PROBLEM DESCRIPTION>
Copy the lines that follow, keeping every character the same.

[Data excerpts]
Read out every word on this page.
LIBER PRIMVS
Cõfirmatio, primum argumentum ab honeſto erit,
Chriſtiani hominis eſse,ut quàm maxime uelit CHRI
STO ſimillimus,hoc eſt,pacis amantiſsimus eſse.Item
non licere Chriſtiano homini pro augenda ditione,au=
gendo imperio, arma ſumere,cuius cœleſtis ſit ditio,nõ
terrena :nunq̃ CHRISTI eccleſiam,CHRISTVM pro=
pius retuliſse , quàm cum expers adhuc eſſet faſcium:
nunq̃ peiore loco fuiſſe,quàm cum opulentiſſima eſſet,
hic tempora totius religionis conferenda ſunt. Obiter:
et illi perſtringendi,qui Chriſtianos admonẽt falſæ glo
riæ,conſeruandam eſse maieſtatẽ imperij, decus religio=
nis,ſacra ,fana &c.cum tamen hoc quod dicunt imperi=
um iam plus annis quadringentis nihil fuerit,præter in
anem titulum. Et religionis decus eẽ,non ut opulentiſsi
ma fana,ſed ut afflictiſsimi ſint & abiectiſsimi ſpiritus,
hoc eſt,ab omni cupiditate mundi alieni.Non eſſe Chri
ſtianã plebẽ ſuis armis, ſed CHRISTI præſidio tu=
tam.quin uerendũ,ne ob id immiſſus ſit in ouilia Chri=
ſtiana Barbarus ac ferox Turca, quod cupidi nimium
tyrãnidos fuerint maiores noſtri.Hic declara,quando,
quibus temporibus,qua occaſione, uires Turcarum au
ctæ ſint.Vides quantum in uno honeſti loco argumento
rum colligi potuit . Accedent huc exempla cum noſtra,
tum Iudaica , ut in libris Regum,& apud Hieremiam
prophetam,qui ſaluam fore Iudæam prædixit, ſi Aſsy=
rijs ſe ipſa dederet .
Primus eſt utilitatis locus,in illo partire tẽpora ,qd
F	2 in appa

RIGHT ANSWER>
Read out every word on this page.
LIBER PRIMVS
Cõfirmatio, primum argumentum ab honeſto erit,
Chriſtiani hominis eſse,ut quàm maxime uelit CHRI
STO ſimillimus,hoc eſt,pacis amantiſsimus eſse.Item
non licere Chriſtiano homini pro augenda ditione,au=
gendo imperio, arma ſumere,cuius cœleſtis ſit ditio,nõ
terrena :nunq̃ CHRISTI eccleſiam,CHRISTVM pro=
pius retuliſse , quàm cum expers adhuc eſſet faſcium:
nunq̃ peiore loco fuiſſe,quàm cum opulentiſſima eſſet,
hic tempora totius religionis conferenda ſunt. Obiter:
et illi perſtringendi,qui Chriſtianos admonẽt falſæ glo
riæ,conſeruandam eſse maieſtatẽ imperij, decus religio=
nis,ſacra ,fana &c.cum tamen hoc quod dicunt imperi=
um iam plus annis quadringentis nihil fuerit,præter in
anem titulum. Et religionis decus eẽ,non ut opulentiſsi
ma fana,ſed ut afflictiſsimi ſint & abiectiſsimi ſpiritus,
hoc eſt,ab omni cupiditate mundi alieni.Non eſſe Chri
ſtianã plebẽ ſuis armis, ſed CHRISTI præſidio tu=
tam.quin uerendũ,ne ob id immiſſus ſit in ouilia Chri=
ſtiana Barbarus ac ferox Turca, quod cupidi nimium
tyrãnidos fuerint maiores noſtri.Hic declara,quando,
quibus temporibus,qua occaſione, uires Turcarum au
ctæ ſint.Vides quantum in uno honeſti loco argumento
rum colligi potuit . Accedent huc exempla cum noſtra,
tum Iudaica , ut in libris Regum,& apud Hieremiam
prophetam,qui ſaluam fore Iudæam prædixit, ſi Aſsy=
rijs ſe ipſa dederet .
Primus eſt utilitatis locus,in illo partire tẽpora ,qd
F	2 in appa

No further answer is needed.